• [Set exercise]
Every record that follows should be printed verbatim.

• [Records provided]
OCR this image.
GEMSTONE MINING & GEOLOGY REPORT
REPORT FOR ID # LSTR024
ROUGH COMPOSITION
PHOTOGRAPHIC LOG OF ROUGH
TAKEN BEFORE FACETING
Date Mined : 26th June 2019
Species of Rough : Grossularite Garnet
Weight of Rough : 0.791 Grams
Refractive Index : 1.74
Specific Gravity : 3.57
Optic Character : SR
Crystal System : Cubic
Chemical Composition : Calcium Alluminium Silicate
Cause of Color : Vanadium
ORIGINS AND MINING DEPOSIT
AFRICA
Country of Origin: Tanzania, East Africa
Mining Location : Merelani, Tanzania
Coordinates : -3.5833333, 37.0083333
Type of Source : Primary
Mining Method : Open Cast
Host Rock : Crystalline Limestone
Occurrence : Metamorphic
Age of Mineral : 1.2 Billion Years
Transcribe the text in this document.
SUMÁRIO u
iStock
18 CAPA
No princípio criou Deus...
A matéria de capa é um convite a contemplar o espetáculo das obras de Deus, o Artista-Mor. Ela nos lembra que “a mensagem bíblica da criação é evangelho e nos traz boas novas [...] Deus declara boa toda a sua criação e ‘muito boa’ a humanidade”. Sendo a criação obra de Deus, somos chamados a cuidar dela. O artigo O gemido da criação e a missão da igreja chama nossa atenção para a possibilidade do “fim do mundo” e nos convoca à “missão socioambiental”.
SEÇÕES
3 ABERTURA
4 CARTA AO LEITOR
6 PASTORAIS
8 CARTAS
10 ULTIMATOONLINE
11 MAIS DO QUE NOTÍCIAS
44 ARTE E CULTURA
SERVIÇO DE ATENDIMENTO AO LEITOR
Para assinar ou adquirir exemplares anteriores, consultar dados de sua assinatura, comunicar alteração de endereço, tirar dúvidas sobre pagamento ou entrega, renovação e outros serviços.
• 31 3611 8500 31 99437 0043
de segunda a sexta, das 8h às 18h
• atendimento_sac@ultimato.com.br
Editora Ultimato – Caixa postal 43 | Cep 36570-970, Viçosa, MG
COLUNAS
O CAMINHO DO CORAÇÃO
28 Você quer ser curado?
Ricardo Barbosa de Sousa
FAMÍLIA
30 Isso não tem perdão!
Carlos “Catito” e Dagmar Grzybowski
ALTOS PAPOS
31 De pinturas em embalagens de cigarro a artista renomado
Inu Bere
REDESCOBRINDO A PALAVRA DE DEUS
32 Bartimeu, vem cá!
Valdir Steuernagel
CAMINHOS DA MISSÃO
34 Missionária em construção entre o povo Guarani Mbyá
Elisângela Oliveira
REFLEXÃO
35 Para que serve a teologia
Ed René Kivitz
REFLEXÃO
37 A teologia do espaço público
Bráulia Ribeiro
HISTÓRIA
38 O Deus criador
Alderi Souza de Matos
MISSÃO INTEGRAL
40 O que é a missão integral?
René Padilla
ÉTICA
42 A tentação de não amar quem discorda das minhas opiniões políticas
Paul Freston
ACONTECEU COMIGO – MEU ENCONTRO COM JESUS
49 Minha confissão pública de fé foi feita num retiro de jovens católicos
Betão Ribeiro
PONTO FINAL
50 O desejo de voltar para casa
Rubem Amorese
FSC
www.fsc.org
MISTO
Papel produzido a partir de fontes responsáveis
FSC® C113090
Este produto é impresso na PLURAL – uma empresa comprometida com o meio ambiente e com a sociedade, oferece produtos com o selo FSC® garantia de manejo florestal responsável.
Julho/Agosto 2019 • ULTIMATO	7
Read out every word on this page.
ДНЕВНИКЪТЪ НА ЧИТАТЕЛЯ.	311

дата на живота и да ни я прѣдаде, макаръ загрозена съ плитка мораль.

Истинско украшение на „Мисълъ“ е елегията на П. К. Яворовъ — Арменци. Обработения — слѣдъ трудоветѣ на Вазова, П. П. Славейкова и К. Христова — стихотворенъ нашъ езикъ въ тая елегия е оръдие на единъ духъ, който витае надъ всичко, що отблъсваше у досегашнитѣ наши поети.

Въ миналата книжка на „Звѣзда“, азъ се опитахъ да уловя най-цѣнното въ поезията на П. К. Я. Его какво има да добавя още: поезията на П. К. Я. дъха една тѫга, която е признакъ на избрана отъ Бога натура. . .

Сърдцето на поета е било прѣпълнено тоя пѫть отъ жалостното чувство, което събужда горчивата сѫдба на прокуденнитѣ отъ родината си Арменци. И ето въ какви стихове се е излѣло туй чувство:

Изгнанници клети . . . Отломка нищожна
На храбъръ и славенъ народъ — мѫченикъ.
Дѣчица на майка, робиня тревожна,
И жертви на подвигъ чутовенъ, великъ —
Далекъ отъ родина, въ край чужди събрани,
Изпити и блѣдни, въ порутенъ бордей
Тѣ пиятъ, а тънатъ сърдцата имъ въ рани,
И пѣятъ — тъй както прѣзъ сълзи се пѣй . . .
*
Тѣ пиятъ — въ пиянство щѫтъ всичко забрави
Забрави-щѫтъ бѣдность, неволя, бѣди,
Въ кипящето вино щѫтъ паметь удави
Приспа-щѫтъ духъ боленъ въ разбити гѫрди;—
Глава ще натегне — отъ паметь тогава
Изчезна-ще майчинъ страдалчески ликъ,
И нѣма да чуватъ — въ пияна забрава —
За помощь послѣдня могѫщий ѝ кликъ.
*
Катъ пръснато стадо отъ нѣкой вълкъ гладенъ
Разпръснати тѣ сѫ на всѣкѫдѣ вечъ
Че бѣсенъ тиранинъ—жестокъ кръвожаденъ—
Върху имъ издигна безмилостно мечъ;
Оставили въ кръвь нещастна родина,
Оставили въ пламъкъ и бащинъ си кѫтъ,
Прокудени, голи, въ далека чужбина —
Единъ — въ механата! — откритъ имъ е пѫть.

• [Task answer]
OCR this image.
GEMSTONE MINING & GEOLOGY REPORT
REPORT FOR ID # LSTR024
ROUGH COMPOSITION
PHOTOGRAPHIC LOG OF ROUGH
TAKEN BEFORE FACETING
Date Mined : 26th June 2019
Species of Rough : Grossularite Garnet
Weight of Rough : 0.791 Grams
Refractive Index : 1.74
Specific Gravity : 3.57
Optic Character : SR
Crystal System : Cubic
Chemical Composition : Calcium Alluminium Silicate
Cause of Color : Vanadium
ORIGINS AND MINING DEPOSIT
AFRICA
Country of Origin: Tanzania, East Africa
Mining Location : Merelani, Tanzania
Coordinates : -3.5833333, 37.0083333
Type of Source : Primary
Mining Method : Open Cast
Host Rock : Crystalline Limestone
Occurrence : Metamorphic
Age of Mineral : 1.2 Billion Years
Transcribe the text in this document.
SUMÁRIO u
iStock
18 CAPA
No princípio criou Deus...
A matéria de capa é um convite a contemplar o espetáculo das obras de Deus, o Artista-Mor. Ela nos lembra que “a mensagem bíblica da criação é evangelho e nos traz boas novas [...] Deus declara boa toda a sua criação e ‘muito boa’ a humanidade”. Sendo a criação obra de Deus, somos chamados a cuidar dela. O artigo O gemido da criação e a missão da igreja chama nossa atenção para a possibilidade do “fim do mundo” e nos convoca à “missão socioambiental”.
SEÇÕES
3 ABERTURA
4 CARTA AO LEITOR
6 PASTORAIS
8 CARTAS
10 ULTIMATOONLINE
11 MAIS DO QUE NOTÍCIAS
44 ARTE E CULTURA
SERVIÇO DE ATENDIMENTO AO LEITOR
Para assinar ou adquirir exemplares anteriores, consultar dados de sua assinatura, comunicar alteração de endereço, tirar dúvidas sobre pagamento ou entrega, renovação e outros serviços.
• 31 3611 8500 31 99437 0043
de segunda a sexta, das 8h às 18h
• atendimento_sac@ultimato.com.br
Editora Ultimato – Caixa postal 43 | Cep 36570-970, Viçosa, MG
COLUNAS
O CAMINHO DO CORAÇÃO
28 Você quer ser curado?
Ricardo Barbosa de Sousa
FAMÍLIA
30 Isso não tem perdão!
Carlos “Catito” e Dagmar Grzybowski
ALTOS PAPOS
31 De pinturas em embalagens de cigarro a artista renomado
Inu Bere
REDESCOBRINDO A PALAVRA DE DEUS
32 Bartimeu, vem cá!
Valdir Steuernagel
CAMINHOS DA MISSÃO
34 Missionária em construção entre o povo Guarani Mbyá
Elisângela Oliveira
REFLEXÃO
35 Para que serve a teologia
Ed René Kivitz
REFLEXÃO
37 A teologia do espaço público
Bráulia Ribeiro
HISTÓRIA
38 O Deus criador
Alderi Souza de Matos
MISSÃO INTEGRAL
40 O que é a missão integral?
René Padilla
ÉTICA
42 A tentação de não amar quem discorda das minhas opiniões políticas
Paul Freston
ACONTECEU COMIGO – MEU ENCONTRO COM JESUS
49 Minha confissão pública de fé foi feita num retiro de jovens católicos
Betão Ribeiro
PONTO FINAL
50 O desejo de voltar para casa
Rubem Amorese
FSC
www.fsc.org
MISTO
Papel produzido a partir de fontes responsáveis
FSC® C113090
Este produto é impresso na PLURAL – uma empresa comprometida com o meio ambiente e com a sociedade, oferece produtos com o selo FSC® garantia de manejo florestal responsável.
Julho/Agosto 2019 • ULTIMATO	7
Read out every word on this page.
ДНЕВНИКЪТЪ НА ЧИТАТЕЛЯ.	311

дата на живота и да ни я прѣдаде, макаръ загрозена съ плитка мораль.

Истинско украшение на „Мисълъ“ е елегията на П. К. Яворовъ — Арменци. Обработения — слѣдъ трудоветѣ на Вазова, П. П. Славейкова и К. Христова — стихотворенъ нашъ езикъ въ тая елегия е оръдие на единъ духъ, който витае надъ всичко, що отблъсваше у досегашнитѣ наши поети.

Въ миналата книжка на „Звѣзда“, азъ се опитахъ да уловя най-цѣнното въ поезията на П. К. Я. Его какво има да добавя още: поезията на П. К. Я. дъха една тѫга, която е признакъ на избрана отъ Бога натура. . .

Сърдцето на поета е било прѣпълнено тоя пѫть отъ жалостното чувство, което събужда горчивата сѫдба на прокуденнитѣ отъ родината си Арменци. И ето въ какви стихове се е излѣло туй чувство:

Изгнанници клети . . . Отломка нищожна
На храбъръ и славенъ народъ — мѫченикъ.
Дѣчица на майка, робиня тревожна,
И жертви на подвигъ чутовенъ, великъ —
Далекъ отъ родина, въ край чужди събрани,
Изпити и блѣдни, въ порутенъ бордей
Тѣ пиятъ, а тънатъ сърдцата имъ въ рани,
И пѣятъ — тъй както прѣзъ сълзи се пѣй . . .
*
Тѣ пиятъ — въ пиянство щѫтъ всичко забрави
Забрави-щѫтъ бѣдность, неволя, бѣди,
Въ кипящето вино щѫтъ паметь удави
Приспа-щѫтъ духъ боленъ въ разбити гѫрди;—
Глава ще натегне — отъ паметь тогава
Изчезна-ще майчинъ страдалчески ликъ,
И нѣма да чуватъ — въ пияна забрава —
За помощь послѣдня могѫщий ѝ кликъ.
*
Катъ пръснато стадо отъ нѣкой вълкъ гладенъ
Разпръснати тѣ сѫ на всѣкѫдѣ вечъ
Че бѣсенъ тиранинъ—жестокъ кръвожаденъ—
Върху имъ издигна безмилостно мечъ;
Оставили въ кръвь нещастна родина,
Оставили въ пламъкъ и бащинъ си кѫтъ,
Прокудени, голи, въ далека чужбина —
Единъ — въ механата! — откритъ имъ е пѫть.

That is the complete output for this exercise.